**MATERIAL FOR THIS TASK**
========
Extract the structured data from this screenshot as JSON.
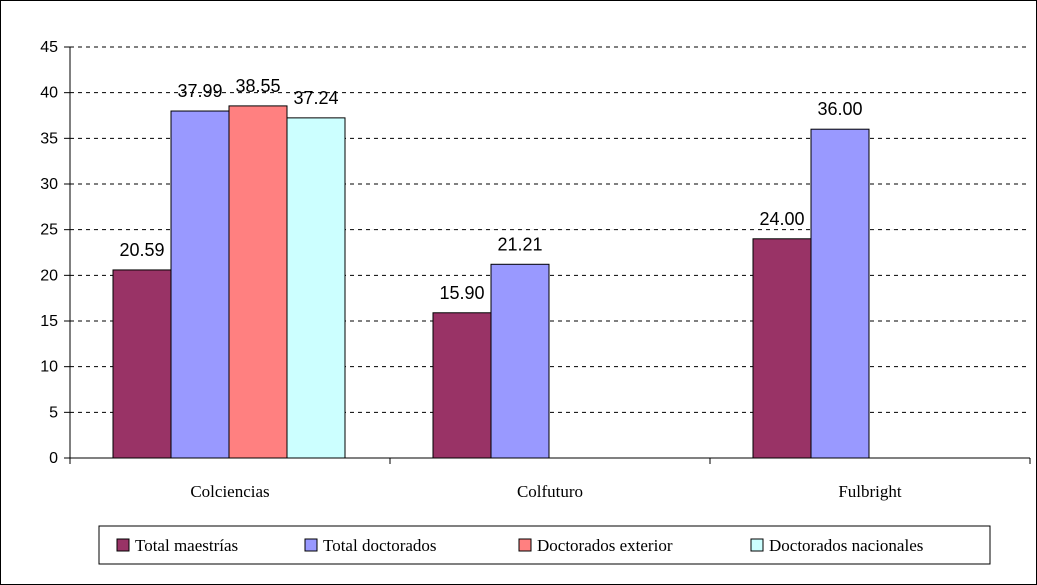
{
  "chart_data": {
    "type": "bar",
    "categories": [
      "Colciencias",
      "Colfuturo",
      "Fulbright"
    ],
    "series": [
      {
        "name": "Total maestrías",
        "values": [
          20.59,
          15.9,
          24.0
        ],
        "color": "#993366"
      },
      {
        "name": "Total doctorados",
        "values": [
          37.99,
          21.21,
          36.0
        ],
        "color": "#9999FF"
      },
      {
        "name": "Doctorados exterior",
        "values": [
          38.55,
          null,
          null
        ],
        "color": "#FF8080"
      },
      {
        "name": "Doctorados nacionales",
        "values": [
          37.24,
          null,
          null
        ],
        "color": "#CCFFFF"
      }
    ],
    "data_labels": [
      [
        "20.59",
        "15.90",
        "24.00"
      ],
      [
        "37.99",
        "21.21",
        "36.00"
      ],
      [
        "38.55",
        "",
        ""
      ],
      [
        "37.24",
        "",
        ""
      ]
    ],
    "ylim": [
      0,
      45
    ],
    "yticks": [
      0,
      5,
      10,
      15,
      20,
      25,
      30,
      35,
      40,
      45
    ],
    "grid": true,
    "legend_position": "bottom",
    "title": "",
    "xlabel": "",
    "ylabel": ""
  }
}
========
**DIRECTION**
Go through the records and pull out each line that includes the word "color".

**SOLUTION**
        "color": "#993366"
        "color": "#9999FF"
        "color": "#FF8080"
        "color": "#CCFFFF"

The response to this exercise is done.